Enter Dan Reynolds, the frontman of Grammy-winning rock band Imagine Dragons, and arguably the most famous living Mormon on the planet. This Saturday will mark the premiere of his new documentary, Believer, at Sundance Film Festival.
Believer, directed by Don Argott, follows Reynolds on a journey to explore how the Mormon church treats its LGBTQ members, specifically those in their youth, and how harmful the church's teachings are toward those trying to reconcile their faith with their sexuality. The film looks at Reynolds' past year, in which he organized the LoveLoud Music Festival in Orem, Utah in support of the LGBTQ community.
"I'm Mormon, and I'm putting my arms out around all my Mormon brothers and sisters and saying, 'Hey, guys, we can do better. We have to do better,'" Reynolds told us in our exclusive interview.
The film, which will come to HBO this summer, also features footage of ex-Mormon and gay Neon Trees frontman Tyler Glenn, and includes two new songs from Reynolds and a score from Hans Zimmer.
Read our interview with Reynolds about his experience in the Mormon church, why he needed to make this documentary, and how the Mormon teachings impact LGBTQ youth, below.
OUT: Without spoiling anything, what's your story with growing up Mormon?
Reynolds: Family is at the forefront of Mormonism--I have a really large family, 8 boys, one girl. Very conservative upbringing. I was probably the most rebellious child growing up. In high school I had to hide my relationship with my Catholic girlfriend, because my parents didn't want me to have a serious girlfriend and wanted me to date Mormons. But I hid that from them for four years, and applied to BYU, and got accepted, and right before I was supposed to go, I had to sit down and speak with the bishop, and I told him I had had sex with my girlfriend.

▬▬▬

Work to do => Pick up the interview with Dan Reynolds about his documentary Believer and continue it from its last sentence.

Supplied material =>
▬▬▬

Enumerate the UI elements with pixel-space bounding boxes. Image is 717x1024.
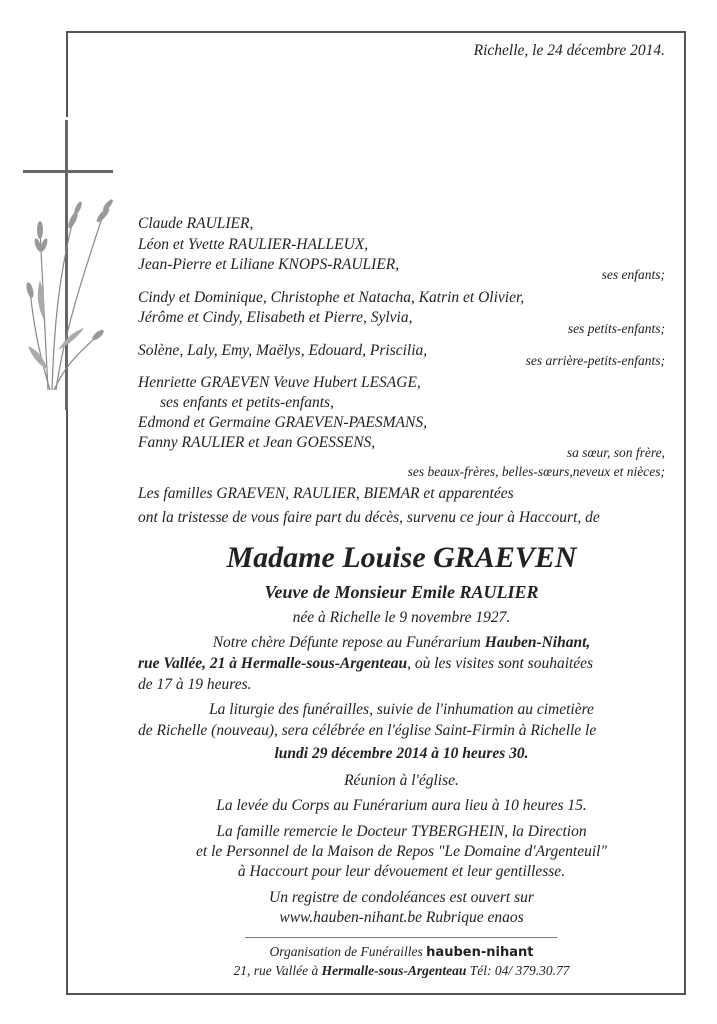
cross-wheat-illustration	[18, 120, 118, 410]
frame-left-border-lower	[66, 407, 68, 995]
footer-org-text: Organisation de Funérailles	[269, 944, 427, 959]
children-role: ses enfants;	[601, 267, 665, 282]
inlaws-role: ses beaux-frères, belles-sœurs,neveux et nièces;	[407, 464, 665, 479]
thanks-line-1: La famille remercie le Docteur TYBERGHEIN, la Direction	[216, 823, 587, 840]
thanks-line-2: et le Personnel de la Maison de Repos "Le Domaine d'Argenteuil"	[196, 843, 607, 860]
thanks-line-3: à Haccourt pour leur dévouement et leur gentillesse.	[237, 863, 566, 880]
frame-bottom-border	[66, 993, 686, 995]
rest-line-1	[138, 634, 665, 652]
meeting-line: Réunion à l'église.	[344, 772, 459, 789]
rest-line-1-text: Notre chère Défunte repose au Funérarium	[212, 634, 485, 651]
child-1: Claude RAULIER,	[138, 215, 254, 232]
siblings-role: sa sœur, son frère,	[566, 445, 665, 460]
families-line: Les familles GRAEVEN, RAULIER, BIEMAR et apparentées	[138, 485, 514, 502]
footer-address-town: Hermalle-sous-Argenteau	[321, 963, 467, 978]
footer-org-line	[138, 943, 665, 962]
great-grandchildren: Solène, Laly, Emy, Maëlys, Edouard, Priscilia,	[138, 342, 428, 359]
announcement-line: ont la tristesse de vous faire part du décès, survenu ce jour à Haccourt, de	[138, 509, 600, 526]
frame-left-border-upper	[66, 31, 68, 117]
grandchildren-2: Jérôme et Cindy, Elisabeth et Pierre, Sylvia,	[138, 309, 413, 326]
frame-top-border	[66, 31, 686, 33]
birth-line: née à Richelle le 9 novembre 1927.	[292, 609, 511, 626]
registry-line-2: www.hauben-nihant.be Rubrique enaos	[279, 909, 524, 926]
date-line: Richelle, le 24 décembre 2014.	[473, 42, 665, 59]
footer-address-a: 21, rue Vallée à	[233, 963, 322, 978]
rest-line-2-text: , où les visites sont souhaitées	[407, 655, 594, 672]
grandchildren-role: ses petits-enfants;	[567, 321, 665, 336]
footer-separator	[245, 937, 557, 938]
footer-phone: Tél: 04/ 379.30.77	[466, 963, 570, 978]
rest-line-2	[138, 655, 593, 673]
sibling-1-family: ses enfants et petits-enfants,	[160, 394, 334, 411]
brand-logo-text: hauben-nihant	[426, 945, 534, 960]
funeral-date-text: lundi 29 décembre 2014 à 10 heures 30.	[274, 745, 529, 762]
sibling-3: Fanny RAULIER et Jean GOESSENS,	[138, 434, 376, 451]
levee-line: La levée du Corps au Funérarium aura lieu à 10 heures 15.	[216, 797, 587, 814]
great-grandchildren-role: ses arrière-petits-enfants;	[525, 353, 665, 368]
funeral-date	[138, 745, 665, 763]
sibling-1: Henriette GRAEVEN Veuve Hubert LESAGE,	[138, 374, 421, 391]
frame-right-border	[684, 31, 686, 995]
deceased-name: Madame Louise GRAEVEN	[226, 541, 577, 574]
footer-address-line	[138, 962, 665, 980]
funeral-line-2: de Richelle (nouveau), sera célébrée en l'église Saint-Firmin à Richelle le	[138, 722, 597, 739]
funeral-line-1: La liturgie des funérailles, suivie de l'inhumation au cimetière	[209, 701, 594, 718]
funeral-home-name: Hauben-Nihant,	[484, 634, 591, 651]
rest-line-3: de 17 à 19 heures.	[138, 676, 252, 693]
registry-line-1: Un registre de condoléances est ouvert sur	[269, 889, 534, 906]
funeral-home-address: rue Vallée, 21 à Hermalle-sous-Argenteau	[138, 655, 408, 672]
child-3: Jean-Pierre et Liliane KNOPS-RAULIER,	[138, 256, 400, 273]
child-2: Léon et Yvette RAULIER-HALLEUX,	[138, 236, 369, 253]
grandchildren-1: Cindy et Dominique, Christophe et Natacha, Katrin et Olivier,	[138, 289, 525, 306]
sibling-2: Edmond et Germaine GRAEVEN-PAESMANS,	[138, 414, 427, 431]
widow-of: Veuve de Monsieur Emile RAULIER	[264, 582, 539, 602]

▬▬▬

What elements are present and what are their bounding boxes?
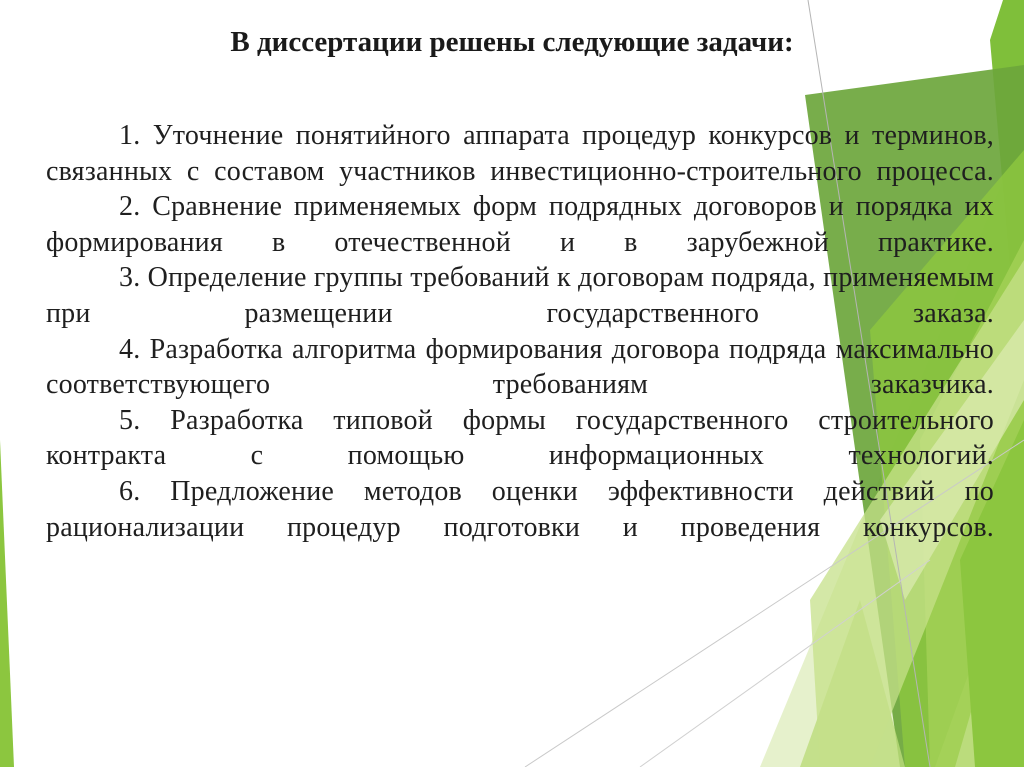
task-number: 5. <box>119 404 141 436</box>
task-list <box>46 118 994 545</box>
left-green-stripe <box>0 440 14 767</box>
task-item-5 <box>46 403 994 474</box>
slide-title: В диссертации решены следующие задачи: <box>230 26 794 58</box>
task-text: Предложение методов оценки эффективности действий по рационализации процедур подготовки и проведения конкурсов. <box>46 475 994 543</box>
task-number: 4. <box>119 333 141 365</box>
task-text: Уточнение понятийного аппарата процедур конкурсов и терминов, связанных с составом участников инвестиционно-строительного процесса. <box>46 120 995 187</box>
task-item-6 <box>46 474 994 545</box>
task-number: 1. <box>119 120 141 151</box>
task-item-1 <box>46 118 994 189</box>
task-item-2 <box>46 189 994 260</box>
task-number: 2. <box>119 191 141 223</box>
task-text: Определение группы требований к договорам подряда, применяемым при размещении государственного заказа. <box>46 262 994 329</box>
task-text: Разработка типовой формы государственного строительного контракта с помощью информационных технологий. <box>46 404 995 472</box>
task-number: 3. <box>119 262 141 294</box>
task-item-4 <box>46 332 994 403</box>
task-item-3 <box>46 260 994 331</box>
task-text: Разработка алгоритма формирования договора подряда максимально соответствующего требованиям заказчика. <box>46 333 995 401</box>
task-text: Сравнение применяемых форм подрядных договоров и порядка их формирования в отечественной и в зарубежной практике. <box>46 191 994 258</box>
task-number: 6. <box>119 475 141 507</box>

▬▬▬

Final result =>
So I got kicked out of BYU, a week before I was supposed to attend. Which was a really, super isolating experience for me. Because my whole community was Mormon, and all my friends were Mormon, and they all found out I was a sinful individual who could no longer attend the college I'd planned on going to. So I stayed home with my parents, and had to finish the Repentance process. It was a devastating experience for a 19-year-old who'd been ready to go away and start the next chapter of his life. I met with the Bishop of every week, and had to stay to task with the spiritual side of things, then applied to BYU after a year had passed and they said I was clean, went to BYU, and then went on a Mormon mission for two years.
What exactly does a mission entail?
It was in Nebraska--you don't get to pick where you go. It's super strict for two years--you wake up every day at 6 AM, study the scriptures for two hours, never leave the eyesight of your companion. You get to call home twice a year, on Mother's Day and Christmas, otherwise your interactions are just limited to a weekly letter home. Or email. You don't get to have girlfriends or boyfriends, you just knock on people's doors and tell them about Mormonism, and then do service work. I really enjoyed the service aspect of it--I was trying to find myself, I was feeling lost in my faith. I got to meet a lot of interesting people and hear their stories, help people get off of hard drugs... you lose yourself in the service work.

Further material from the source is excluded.